Restate the complete material exactly.

================================

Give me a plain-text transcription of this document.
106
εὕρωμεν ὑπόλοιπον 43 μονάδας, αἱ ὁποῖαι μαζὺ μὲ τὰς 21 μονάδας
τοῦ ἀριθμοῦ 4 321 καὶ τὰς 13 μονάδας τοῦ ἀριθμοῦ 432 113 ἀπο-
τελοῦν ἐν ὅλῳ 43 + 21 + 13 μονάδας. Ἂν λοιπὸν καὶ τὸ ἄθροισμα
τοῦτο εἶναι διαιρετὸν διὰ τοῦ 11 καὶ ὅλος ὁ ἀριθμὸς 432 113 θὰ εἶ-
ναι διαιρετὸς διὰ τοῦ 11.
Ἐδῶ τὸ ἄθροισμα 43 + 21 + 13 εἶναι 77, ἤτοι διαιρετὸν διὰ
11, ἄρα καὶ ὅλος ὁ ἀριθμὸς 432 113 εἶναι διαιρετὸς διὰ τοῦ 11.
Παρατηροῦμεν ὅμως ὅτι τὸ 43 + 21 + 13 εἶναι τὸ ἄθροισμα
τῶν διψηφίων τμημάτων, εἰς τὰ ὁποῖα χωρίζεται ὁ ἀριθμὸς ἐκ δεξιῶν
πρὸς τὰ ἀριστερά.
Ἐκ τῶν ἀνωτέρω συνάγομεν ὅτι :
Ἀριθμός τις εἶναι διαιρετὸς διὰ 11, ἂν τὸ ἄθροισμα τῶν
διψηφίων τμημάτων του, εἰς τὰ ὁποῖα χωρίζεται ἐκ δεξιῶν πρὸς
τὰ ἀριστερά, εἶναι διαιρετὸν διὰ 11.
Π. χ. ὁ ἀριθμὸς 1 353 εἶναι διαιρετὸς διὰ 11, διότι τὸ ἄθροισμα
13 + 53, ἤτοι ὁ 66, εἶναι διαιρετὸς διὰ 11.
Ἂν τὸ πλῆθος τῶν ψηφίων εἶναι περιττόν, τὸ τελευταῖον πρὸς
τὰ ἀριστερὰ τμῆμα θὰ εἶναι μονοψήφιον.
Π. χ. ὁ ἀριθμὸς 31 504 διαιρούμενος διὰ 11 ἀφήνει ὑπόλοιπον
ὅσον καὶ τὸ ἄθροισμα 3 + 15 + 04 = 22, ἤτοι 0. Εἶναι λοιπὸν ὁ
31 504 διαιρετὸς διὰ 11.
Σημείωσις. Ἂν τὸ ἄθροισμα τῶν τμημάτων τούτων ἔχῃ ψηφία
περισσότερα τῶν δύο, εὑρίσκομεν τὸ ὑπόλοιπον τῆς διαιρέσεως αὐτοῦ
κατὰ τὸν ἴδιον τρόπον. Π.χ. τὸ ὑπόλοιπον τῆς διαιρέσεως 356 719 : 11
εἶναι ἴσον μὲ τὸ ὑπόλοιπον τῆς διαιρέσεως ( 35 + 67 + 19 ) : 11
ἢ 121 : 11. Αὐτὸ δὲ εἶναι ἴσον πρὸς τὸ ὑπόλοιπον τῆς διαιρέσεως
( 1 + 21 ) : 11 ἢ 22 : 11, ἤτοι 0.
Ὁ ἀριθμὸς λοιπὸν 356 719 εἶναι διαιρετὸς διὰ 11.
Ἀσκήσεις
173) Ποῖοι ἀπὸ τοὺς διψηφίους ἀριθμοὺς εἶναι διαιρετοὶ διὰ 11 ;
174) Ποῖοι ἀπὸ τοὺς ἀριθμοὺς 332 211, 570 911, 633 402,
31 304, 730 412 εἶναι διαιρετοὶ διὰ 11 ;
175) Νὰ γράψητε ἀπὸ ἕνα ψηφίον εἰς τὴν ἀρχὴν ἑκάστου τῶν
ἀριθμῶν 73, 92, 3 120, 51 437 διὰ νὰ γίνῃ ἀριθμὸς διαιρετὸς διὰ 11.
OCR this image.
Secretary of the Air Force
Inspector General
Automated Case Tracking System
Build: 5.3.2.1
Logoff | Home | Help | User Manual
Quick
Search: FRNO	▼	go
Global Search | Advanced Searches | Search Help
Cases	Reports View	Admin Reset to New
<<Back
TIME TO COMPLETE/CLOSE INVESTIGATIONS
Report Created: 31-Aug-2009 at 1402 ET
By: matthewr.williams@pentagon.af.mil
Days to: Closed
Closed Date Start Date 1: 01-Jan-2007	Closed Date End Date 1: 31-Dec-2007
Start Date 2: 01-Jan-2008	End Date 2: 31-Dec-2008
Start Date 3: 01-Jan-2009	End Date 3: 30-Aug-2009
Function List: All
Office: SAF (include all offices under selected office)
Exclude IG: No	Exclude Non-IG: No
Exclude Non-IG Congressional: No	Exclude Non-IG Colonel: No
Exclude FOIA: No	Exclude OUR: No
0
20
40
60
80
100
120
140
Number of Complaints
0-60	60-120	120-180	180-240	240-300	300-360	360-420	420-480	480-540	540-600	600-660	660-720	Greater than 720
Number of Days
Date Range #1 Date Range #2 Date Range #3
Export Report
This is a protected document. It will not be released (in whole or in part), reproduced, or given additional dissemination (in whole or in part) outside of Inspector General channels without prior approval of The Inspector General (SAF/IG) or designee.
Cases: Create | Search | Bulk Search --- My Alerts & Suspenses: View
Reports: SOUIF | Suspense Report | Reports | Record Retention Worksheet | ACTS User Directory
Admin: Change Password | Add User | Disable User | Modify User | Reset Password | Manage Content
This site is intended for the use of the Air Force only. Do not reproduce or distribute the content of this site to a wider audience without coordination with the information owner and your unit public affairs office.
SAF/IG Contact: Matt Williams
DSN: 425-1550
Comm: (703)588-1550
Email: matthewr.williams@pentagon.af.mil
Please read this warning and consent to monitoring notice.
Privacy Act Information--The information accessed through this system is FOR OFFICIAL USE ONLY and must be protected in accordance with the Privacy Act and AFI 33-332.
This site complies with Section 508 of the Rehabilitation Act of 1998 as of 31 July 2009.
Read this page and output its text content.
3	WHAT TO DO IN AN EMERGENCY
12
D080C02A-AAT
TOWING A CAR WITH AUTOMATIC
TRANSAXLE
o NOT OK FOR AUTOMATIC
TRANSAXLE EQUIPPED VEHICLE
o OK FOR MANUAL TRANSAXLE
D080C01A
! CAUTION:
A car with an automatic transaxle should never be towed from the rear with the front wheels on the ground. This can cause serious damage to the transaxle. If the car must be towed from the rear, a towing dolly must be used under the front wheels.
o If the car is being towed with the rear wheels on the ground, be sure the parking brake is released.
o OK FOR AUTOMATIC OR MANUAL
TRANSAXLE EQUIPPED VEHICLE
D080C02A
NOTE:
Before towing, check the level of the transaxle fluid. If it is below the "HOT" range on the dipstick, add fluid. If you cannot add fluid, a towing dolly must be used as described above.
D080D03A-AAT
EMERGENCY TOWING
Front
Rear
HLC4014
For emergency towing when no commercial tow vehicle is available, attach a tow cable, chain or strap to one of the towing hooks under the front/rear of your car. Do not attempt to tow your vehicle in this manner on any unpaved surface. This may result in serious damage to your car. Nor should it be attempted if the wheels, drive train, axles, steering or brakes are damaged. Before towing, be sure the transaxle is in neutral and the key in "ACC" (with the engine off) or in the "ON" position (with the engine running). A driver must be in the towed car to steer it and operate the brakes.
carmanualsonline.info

================================

* [Full response]:
Give me a plain-text transcription of this document.
106
εὕρωμεν ὑπόλοιπον 43 μονάδας, αἱ ὁποῖαι μαζὺ μὲ τὰς 21 μονάδας
τοῦ ἀριθμοῦ 4 321 καὶ τὰς 13 μονάδας τοῦ ἀριθμοῦ 432 113 ἀπο-
τελοῦν ἐν ὅλῳ 43 + 21 + 13 μονάδας. Ἂν λοιπὸν καὶ τὸ ἄθροισμα
τοῦτο εἶναι διαιρετὸν διὰ τοῦ 11 καὶ ὅλος ὁ ἀριθμὸς 432 113 θὰ εἶ-
ναι διαιρετὸς διὰ τοῦ 11.
Ἐδῶ τὸ ἄθροισμα 43 + 21 + 13 εἶναι 77, ἤτοι διαιρετὸν διὰ
11, ἄρα καὶ ὅλος ὁ ἀριθμὸς 432 113 εἶναι διαιρετὸς διὰ τοῦ 11.
Παρατηροῦμεν ὅμως ὅτι τὸ 43 + 21 + 13 εἶναι τὸ ἄθροισμα
τῶν διψηφίων τμημάτων, εἰς τὰ ὁποῖα χωρίζεται ὁ ἀριθμὸς ἐκ δεξιῶν
πρὸς τὰ ἀριστερά.
Ἐκ τῶν ἀνωτέρω συνάγομεν ὅτι :
Ἀριθμός τις εἶναι διαιρετὸς διὰ 11, ἂν τὸ ἄθροισμα τῶν
διψηφίων τμημάτων του, εἰς τὰ ὁποῖα χωρίζεται ἐκ δεξιῶν πρὸς
τὰ ἀριστερά, εἶναι διαιρετὸν διὰ 11.
Π. χ. ὁ ἀριθμὸς 1 353 εἶναι διαιρετὸς διὰ 11, διότι τὸ ἄθροισμα
13 + 53, ἤτοι ὁ 66, εἶναι διαιρετὸς διὰ 11.
Ἂν τὸ πλῆθος τῶν ψηφίων εἶναι περιττόν, τὸ τελευταῖον πρὸς
τὰ ἀριστερὰ τμῆμα θὰ εἶναι μονοψήφιον.
Π. χ. ὁ ἀριθμὸς 31 504 διαιρούμενος διὰ 11 ἀφήνει ὑπόλοιπον
ὅσον καὶ τὸ ἄθροισμα 3 + 15 + 04 = 22, ἤτοι 0. Εἶναι λοιπὸν ὁ
31 504 διαιρετὸς διὰ 11.
Σημείωσις. Ἂν τὸ ἄθροισμα τῶν τμημάτων τούτων ἔχῃ ψηφία
περισσότερα τῶν δύο, εὑρίσκομεν τὸ ὑπόλοιπον τῆς διαιρέσεως αὐτοῦ
κατὰ τὸν ἴδιον τρόπον. Π.χ. τὸ ὑπόλοιπον τῆς διαιρέσεως 356 719 : 11
εἶναι ἴσον μὲ τὸ ὑπόλοιπον τῆς διαιρέσεως ( 35 + 67 + 19 ) : 11
ἢ 121 : 11. Αὐτὸ δὲ εἶναι ἴσον πρὸς τὸ ὑπόλοιπον τῆς διαιρέσεως
( 1 + 21 ) : 11 ἢ 22 : 11, ἤτοι 0.
Ὁ ἀριθμὸς λοιπὸν 356 719 εἶναι διαιρετὸς διὰ 11.
Ἀσκήσεις
173) Ποῖοι ἀπὸ τοὺς διψηφίους ἀριθμοὺς εἶναι διαιρετοὶ διὰ 11 ;
174) Ποῖοι ἀπὸ τοὺς ἀριθμοὺς 332 211, 570 911, 633 402,
31 304, 730 412 εἶναι διαιρετοὶ διὰ 11 ;
175) Νὰ γράψητε ἀπὸ ἕνα ψηφίον εἰς τὴν ἀρχὴν ἑκάστου τῶν
ἀριθμῶν 73, 92, 3 120, 51 437 διὰ νὰ γίνῃ ἀριθμὸς διαιρετὸς διὰ 11.
OCR this image.
Secretary of the Air Force
Inspector General
Automated Case Tracking System
Build: 5.3.2.1
Logoff | Home | Help | User Manual
Quick
Search: FRNO	▼	go
Global Search | Advanced Searches | Search Help
Cases	Reports View	Admin Reset to New
<<Back
TIME TO COMPLETE/CLOSE INVESTIGATIONS
Report Created: 31-Aug-2009 at 1402 ET
By: matthewr.williams@pentagon.af.mil
Days to: Closed
Closed Date Start Date 1: 01-Jan-2007	Closed Date End Date 1: 31-Dec-2007
Start Date 2: 01-Jan-2008	End Date 2: 31-Dec-2008
Start Date 3: 01-Jan-2009	End Date 3: 30-Aug-2009
Function List: All
Office: SAF (include all offices under selected office)
Exclude IG: No	Exclude Non-IG: No
Exclude Non-IG Congressional: No	Exclude Non-IG Colonel: No
Exclude FOIA: No	Exclude OUR: No
0
20
40
60
80
100
120
140
Number of Complaints
0-60	60-120	120-180	180-240	240-300	300-360	360-420	420-480	480-540	540-600	600-660	660-720	Greater than 720
Number of Days
Date Range #1 Date Range #2 Date Range #3
Export Report
This is a protected document. It will not be released (in whole or in part), reproduced, or given additional dissemination (in whole or in part) outside of Inspector General channels without prior approval of The Inspector General (SAF/IG) or designee.
Cases: Create | Search | Bulk Search --- My Alerts & Suspenses: View
Reports: SOUIF | Suspense Report | Reports | Record Retention Worksheet | ACTS User Directory
Admin: Change Password | Add User | Disable User | Modify User | Reset Password | Manage Content
This site is intended for the use of the Air Force only. Do not reproduce or distribute the content of this site to a wider audience without coordination with the information owner and your unit public affairs office.
SAF/IG Contact: Matt Williams
DSN: 425-1550
Comm: (703)588-1550
Email: matthewr.williams@pentagon.af.mil
Please read this warning and consent to monitoring notice.
Privacy Act Information--The information accessed through this system is FOR OFFICIAL USE ONLY and must be protected in accordance with the Privacy Act and AFI 33-332.
This site complies with Section 508 of the Rehabilitation Act of 1998 as of 31 July 2009.
Read this page and output its text content.
3	WHAT TO DO IN AN EMERGENCY
12
D080C02A-AAT
TOWING A CAR WITH AUTOMATIC
TRANSAXLE
o NOT OK FOR AUTOMATIC
TRANSAXLE EQUIPPED VEHICLE
o OK FOR MANUAL TRANSAXLE
D080C01A
! CAUTION:
A car with an automatic transaxle should never be towed from the rear with the front wheels on the ground. This can cause serious damage to the transaxle. If the car must be towed from the rear, a towing dolly must be used under the front wheels.
o If the car is being towed with the rear wheels on the ground, be sure the parking brake is released.
o OK FOR AUTOMATIC OR MANUAL
TRANSAXLE EQUIPPED VEHICLE
D080C02A
NOTE:
Before towing, check the level of the transaxle fluid. If it is below the "HOT" range on the dipstick, add fluid. If you cannot add fluid, a towing dolly must be used as described above.
D080D03A-AAT
EMERGENCY TOWING
Front
Rear
HLC4014
For emergency towing when no commercial tow vehicle is available, attach a tow cable, chain or strap to one of the towing hooks under the front/rear of your car. Do not attempt to tow your vehicle in this manner on any unpaved surface. This may result in serious damage to your car. Nor should it be attempted if the wheels, drive train, axles, steering or brakes are damaged. Before towing, be sure the transaxle is in neutral and the key in "ACC" (with the engine off) or in the "ON" position (with the engine running). A driver must be in the towed car to steer it and operate the brakes.
carmanualsonline.info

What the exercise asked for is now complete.